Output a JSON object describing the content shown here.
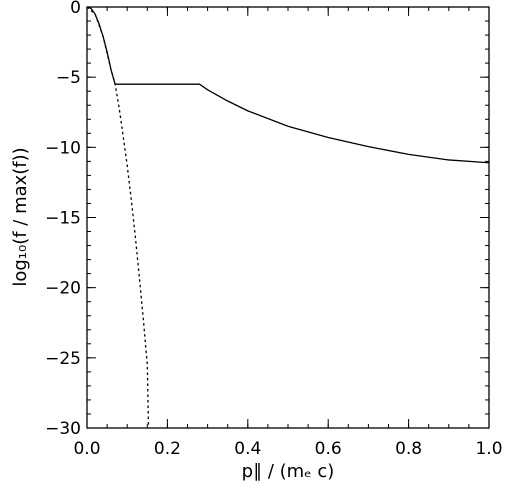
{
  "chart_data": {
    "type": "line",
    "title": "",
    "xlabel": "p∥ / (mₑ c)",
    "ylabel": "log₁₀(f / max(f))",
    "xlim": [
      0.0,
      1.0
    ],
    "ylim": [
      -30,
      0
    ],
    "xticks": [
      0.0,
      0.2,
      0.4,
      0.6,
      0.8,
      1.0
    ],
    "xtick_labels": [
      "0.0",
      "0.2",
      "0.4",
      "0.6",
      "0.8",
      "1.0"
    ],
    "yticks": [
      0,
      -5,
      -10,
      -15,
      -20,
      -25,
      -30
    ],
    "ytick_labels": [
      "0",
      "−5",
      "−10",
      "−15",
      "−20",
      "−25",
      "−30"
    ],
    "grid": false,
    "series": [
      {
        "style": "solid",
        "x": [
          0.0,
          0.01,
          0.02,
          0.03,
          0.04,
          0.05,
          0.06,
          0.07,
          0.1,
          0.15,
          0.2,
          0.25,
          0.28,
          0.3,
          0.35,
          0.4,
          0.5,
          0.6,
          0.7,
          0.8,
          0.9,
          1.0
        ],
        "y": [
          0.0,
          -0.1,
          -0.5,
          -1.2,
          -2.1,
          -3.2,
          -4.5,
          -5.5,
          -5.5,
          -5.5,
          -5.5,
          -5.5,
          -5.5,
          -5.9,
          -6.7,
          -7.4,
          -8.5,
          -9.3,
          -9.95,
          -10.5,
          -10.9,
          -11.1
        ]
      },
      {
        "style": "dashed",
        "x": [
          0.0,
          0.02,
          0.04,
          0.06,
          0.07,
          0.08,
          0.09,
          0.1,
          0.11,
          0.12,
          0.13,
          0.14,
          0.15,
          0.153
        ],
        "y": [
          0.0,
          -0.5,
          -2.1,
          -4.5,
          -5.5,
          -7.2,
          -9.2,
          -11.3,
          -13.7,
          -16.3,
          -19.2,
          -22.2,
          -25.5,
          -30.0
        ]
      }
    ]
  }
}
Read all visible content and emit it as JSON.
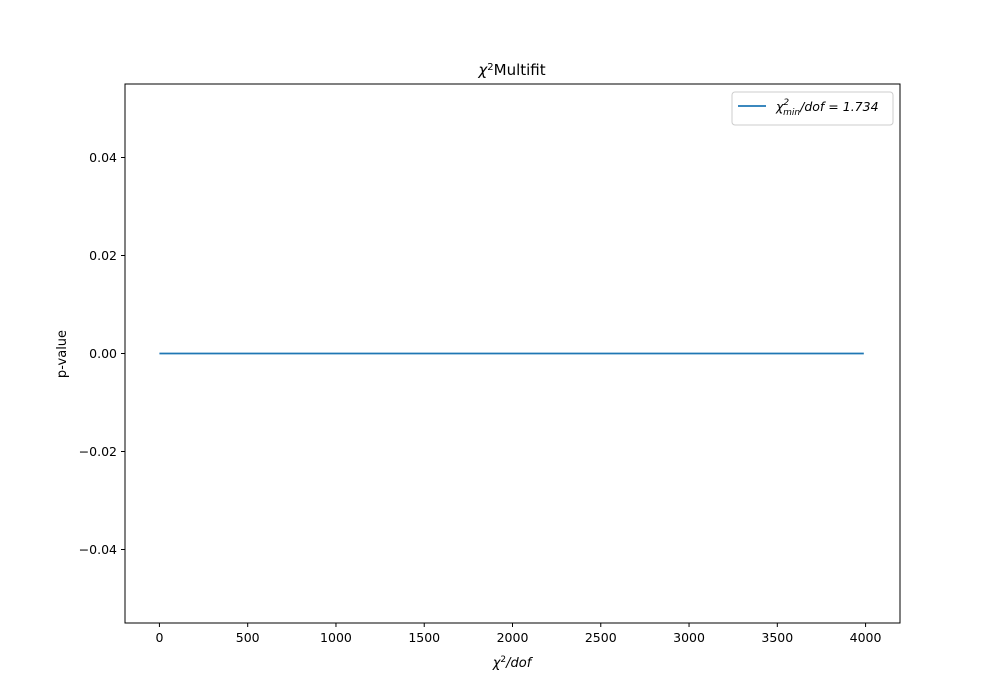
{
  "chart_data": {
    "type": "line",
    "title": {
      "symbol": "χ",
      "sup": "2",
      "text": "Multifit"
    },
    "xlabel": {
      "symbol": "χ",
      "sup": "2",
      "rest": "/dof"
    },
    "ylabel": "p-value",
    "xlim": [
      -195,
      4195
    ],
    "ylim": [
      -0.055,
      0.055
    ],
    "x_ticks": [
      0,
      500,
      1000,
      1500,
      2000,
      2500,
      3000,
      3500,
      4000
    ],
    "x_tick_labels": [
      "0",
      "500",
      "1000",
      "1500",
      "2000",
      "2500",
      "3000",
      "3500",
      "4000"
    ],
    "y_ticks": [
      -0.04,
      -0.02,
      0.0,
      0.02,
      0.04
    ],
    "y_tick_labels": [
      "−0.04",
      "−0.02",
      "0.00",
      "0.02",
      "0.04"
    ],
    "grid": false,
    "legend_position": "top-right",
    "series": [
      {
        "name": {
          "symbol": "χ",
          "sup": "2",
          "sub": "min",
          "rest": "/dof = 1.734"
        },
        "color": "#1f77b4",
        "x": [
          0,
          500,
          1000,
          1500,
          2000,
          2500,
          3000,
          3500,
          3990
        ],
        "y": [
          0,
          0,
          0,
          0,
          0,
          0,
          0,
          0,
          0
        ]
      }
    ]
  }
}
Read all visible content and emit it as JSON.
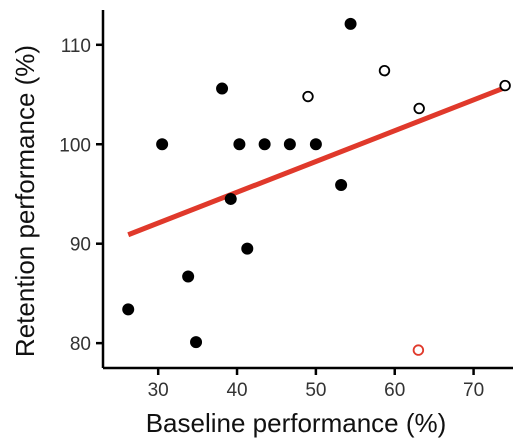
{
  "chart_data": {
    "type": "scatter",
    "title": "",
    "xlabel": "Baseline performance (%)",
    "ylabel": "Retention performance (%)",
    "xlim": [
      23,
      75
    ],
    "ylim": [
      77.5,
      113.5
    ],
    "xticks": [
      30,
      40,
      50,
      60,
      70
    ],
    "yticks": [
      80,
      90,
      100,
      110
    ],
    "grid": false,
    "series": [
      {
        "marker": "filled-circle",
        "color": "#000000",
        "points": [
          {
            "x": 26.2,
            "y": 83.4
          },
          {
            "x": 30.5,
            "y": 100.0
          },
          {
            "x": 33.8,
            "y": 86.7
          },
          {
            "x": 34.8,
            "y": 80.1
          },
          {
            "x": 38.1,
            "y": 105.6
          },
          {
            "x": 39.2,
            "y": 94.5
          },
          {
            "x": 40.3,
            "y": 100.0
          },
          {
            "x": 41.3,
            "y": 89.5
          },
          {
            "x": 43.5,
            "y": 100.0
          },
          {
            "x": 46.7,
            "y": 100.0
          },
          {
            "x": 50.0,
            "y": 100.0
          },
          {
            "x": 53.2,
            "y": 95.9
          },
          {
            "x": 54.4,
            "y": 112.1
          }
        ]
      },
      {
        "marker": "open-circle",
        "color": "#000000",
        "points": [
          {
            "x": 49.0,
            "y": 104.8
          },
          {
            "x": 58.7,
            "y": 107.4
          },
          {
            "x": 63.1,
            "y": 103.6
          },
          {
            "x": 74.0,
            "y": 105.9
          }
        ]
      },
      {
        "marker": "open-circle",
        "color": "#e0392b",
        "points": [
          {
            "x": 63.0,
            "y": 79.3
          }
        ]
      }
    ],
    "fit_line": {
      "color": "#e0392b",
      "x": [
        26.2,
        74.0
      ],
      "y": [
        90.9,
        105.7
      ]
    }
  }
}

::::

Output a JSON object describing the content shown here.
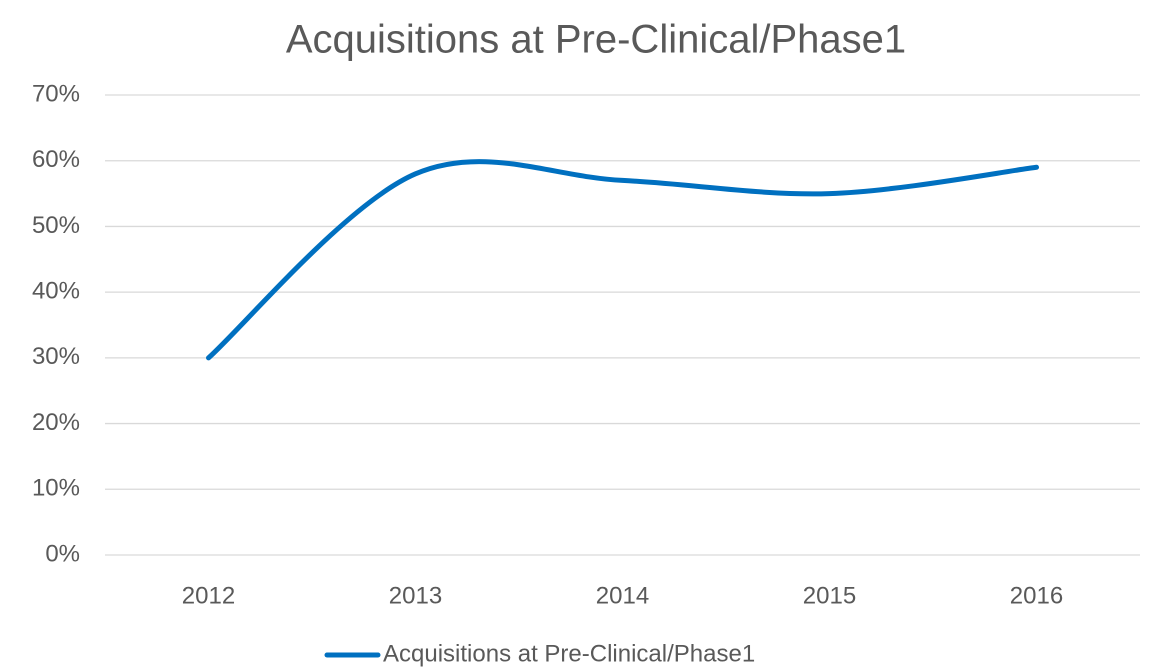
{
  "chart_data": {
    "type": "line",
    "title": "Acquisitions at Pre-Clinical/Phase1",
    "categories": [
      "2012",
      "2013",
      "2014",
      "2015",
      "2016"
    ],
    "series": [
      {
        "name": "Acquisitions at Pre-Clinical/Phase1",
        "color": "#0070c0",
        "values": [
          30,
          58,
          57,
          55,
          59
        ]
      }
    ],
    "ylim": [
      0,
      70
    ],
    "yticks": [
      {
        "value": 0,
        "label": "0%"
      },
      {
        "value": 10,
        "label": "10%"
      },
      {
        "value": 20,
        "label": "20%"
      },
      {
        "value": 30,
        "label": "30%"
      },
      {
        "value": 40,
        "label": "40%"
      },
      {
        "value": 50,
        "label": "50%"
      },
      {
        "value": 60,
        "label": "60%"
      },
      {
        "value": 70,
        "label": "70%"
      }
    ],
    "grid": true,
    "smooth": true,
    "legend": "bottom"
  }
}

::::

▶ [Your task]
Which lines hold the word "Clinical"? Copy each of them from the records.

▶ [The answer]
    "title": "Acquisitions at Pre-Clinical/Phase1",
        "name": "Acquisitions at Pre-Clinical/Phase1",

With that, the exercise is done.